Rows from a dataset
§ §

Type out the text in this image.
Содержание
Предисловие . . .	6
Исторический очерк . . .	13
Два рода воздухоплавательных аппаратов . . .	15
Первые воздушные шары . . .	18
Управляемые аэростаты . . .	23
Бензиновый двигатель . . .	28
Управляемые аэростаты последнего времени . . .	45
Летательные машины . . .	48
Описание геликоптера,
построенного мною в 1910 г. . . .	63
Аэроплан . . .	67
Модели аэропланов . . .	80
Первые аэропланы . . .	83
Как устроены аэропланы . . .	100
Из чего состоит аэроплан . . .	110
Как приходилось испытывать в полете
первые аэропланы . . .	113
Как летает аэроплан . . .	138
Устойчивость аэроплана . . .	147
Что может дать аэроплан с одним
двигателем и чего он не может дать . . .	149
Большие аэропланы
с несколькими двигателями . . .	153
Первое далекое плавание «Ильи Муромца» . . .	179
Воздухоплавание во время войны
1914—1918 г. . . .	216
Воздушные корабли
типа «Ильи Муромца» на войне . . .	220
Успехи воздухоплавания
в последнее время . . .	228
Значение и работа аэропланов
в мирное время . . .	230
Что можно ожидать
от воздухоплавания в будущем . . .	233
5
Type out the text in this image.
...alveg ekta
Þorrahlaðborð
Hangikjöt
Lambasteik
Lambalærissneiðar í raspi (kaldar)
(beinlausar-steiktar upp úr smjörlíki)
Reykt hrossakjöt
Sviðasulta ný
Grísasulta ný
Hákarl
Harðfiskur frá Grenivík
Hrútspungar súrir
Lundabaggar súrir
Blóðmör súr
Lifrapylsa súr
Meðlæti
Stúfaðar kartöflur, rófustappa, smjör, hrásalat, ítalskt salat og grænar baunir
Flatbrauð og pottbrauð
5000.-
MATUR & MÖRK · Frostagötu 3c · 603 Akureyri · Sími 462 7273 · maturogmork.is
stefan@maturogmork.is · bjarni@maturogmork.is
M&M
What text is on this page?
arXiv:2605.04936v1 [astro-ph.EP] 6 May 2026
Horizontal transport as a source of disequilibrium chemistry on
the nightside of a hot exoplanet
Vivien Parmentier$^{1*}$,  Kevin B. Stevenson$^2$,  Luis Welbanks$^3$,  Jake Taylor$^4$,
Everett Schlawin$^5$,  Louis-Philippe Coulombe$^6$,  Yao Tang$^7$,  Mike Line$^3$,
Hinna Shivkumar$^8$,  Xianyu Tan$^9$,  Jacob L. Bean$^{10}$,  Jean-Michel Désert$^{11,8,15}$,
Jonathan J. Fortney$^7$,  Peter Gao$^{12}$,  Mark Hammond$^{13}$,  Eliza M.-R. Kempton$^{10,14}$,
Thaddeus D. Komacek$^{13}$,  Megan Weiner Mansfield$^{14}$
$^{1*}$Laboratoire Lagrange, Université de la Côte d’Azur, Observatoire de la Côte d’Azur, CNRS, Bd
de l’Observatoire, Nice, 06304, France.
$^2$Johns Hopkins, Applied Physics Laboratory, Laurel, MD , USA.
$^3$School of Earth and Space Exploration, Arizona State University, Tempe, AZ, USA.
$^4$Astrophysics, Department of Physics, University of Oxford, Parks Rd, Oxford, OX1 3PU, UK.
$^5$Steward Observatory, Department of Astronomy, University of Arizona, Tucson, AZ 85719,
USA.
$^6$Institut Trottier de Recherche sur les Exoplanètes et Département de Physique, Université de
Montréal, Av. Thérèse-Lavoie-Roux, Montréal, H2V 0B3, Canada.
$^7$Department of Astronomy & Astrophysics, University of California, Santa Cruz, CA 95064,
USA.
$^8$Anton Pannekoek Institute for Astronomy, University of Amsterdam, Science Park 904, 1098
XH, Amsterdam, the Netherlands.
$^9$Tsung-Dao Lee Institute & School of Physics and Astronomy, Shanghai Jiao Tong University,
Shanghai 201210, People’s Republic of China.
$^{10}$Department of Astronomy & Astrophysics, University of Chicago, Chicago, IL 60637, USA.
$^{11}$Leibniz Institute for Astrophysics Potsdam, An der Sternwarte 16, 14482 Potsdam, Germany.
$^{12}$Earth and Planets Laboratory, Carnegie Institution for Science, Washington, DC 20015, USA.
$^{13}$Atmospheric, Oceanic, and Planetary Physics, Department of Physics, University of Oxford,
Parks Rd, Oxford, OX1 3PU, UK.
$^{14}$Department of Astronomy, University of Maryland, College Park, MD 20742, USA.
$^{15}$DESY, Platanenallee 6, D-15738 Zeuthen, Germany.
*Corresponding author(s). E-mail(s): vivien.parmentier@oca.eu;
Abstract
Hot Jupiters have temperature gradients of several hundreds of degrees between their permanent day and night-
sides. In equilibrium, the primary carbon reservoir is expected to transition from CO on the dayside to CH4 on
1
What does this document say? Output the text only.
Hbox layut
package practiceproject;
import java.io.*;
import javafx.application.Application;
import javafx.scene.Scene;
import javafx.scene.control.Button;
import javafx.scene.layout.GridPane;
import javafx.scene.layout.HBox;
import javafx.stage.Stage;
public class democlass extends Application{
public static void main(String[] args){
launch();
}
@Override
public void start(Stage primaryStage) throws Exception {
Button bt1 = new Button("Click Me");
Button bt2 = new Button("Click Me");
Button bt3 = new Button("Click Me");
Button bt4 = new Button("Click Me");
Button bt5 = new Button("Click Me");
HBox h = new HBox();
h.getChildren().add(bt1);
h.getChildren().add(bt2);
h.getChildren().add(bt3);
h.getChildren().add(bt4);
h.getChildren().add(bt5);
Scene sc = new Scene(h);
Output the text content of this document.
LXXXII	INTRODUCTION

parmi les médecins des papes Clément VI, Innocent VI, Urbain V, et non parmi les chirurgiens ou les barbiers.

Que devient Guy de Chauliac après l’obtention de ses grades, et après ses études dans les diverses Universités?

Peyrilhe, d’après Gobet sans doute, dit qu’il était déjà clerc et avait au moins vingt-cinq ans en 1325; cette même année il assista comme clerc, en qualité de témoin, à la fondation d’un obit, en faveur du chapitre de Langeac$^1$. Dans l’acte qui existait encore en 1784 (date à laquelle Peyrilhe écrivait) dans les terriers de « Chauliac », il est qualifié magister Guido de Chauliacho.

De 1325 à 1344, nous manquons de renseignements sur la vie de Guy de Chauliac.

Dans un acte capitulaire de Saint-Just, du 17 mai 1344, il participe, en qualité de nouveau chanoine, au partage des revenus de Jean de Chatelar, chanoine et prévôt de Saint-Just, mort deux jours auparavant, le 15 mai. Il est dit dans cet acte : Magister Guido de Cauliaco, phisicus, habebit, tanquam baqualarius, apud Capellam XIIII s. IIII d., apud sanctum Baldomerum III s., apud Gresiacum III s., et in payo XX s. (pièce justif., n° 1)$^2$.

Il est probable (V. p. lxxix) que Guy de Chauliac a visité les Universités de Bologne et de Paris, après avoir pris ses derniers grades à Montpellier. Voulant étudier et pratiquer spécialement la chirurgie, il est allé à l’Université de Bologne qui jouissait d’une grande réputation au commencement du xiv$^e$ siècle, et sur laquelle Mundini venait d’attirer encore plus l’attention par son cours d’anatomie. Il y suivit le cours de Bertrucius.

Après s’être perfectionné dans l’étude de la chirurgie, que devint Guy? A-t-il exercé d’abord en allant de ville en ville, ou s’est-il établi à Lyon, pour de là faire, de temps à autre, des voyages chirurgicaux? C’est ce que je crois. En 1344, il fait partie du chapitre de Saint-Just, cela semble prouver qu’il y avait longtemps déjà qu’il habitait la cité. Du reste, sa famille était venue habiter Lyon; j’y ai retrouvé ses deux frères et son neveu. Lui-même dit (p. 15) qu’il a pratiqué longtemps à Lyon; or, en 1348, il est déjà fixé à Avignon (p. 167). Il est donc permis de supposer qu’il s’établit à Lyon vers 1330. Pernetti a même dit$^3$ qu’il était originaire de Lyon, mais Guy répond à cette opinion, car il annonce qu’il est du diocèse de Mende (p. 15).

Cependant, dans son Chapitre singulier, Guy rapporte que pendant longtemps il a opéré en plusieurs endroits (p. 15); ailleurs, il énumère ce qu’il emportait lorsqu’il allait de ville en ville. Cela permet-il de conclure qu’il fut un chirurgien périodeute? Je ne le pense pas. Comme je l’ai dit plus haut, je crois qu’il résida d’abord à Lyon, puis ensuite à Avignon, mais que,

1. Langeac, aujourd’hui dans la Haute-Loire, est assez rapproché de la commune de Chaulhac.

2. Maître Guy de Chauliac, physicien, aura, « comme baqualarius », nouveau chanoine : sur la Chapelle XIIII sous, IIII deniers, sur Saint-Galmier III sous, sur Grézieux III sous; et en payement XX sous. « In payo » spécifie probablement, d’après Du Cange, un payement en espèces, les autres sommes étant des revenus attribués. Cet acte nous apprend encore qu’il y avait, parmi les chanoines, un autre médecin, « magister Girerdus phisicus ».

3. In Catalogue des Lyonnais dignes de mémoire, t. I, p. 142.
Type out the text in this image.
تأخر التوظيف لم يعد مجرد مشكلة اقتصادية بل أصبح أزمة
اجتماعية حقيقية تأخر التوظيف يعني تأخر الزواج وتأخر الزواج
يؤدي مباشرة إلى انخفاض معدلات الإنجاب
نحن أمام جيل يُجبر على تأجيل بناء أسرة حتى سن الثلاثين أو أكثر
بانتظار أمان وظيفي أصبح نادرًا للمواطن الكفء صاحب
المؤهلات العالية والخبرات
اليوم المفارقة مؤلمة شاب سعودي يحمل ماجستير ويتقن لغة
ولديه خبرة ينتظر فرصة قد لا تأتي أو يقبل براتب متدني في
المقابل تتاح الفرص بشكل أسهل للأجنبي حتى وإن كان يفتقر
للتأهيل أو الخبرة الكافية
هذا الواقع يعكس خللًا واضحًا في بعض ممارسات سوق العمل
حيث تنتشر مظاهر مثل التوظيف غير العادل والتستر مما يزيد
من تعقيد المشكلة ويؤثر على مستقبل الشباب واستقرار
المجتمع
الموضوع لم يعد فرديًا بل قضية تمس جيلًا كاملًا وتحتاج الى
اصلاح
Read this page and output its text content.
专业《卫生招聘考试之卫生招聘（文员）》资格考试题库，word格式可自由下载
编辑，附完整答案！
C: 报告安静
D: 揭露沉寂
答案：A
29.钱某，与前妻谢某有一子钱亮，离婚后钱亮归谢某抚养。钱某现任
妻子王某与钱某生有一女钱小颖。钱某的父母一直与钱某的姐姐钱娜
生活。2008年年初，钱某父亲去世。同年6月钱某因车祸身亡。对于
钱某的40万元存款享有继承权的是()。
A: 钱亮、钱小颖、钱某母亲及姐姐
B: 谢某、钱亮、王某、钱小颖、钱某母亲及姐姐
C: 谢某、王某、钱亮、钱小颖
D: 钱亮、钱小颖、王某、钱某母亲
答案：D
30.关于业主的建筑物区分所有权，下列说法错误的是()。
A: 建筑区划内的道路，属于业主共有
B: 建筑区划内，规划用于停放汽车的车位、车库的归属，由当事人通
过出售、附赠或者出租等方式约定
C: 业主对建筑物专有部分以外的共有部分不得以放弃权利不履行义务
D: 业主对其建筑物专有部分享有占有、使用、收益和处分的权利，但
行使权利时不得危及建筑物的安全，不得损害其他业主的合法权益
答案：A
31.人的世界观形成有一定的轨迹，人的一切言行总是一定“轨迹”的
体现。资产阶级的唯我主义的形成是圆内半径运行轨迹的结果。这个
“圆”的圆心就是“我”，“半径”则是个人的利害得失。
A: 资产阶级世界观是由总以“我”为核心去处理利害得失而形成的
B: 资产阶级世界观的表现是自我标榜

§ §

* **Directions for this task**: Search the entries for the word "Institute" and gather every line where it appears.

* **Response to this task**:
$^8$Anton Pannekoek Institute for Astronomy, University of Amsterdam, Science Park 904, 1098
$^9$Tsung-Dao Lee Institute & School of Physics and Astronomy, Shanghai Jiao Tong University,
$^{11}$Leibniz Institute for Astrophysics Potsdam, An der Sternwarte 16, 14482 Potsdam, Germany.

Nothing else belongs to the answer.